| Your instructions |
Please give the listing again in its entirety, exactly as written.

Extracted records:

--------------------------------

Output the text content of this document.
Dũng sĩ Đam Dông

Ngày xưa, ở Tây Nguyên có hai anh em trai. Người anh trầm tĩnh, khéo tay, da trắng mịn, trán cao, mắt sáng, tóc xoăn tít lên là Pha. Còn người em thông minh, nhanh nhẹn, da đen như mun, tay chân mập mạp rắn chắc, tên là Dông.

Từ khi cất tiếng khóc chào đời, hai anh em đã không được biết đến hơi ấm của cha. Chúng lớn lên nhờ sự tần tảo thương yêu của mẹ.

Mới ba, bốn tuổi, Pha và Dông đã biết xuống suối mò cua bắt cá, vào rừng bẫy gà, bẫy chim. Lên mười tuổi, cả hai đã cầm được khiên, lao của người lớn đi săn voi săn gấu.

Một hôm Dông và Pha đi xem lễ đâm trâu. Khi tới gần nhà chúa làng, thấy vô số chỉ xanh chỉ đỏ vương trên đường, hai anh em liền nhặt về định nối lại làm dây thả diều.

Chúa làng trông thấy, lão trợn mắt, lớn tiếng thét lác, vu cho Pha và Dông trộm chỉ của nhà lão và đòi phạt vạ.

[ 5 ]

--------------------------------

| Written solution |
Output the text content of this document.
Dũng sĩ Đam Dông

Ngày xưa, ở Tây Nguyên có hai anh em trai. Người anh trầm tĩnh, khéo tay, da trắng mịn, trán cao, mắt sáng, tóc xoăn tít lên là Pha. Còn người em thông minh, nhanh nhẹn, da đen như mun, tay chân mập mạp rắn chắc, tên là Dông.

Từ khi cất tiếng khóc chào đời, hai anh em đã không được biết đến hơi ấm của cha. Chúng lớn lên nhờ sự tần tảo thương yêu của mẹ.

Mới ba, bốn tuổi, Pha và Dông đã biết xuống suối mò cua bắt cá, vào rừng bẫy gà, bẫy chim. Lên mười tuổi, cả hai đã cầm được khiên, lao của người lớn đi săn voi săn gấu.

Một hôm Dông và Pha đi xem lễ đâm trâu. Khi tới gần nhà chúa làng, thấy vô số chỉ xanh chỉ đỏ vương trên đường, hai anh em liền nhặt về định nối lại làm dây thả diều.

Chúa làng trông thấy, lão trợn mắt, lớn tiếng thét lác, vu cho Pha và Dông trộm chỉ của nhà lão và đòi phạt vạ.

[ 5 ]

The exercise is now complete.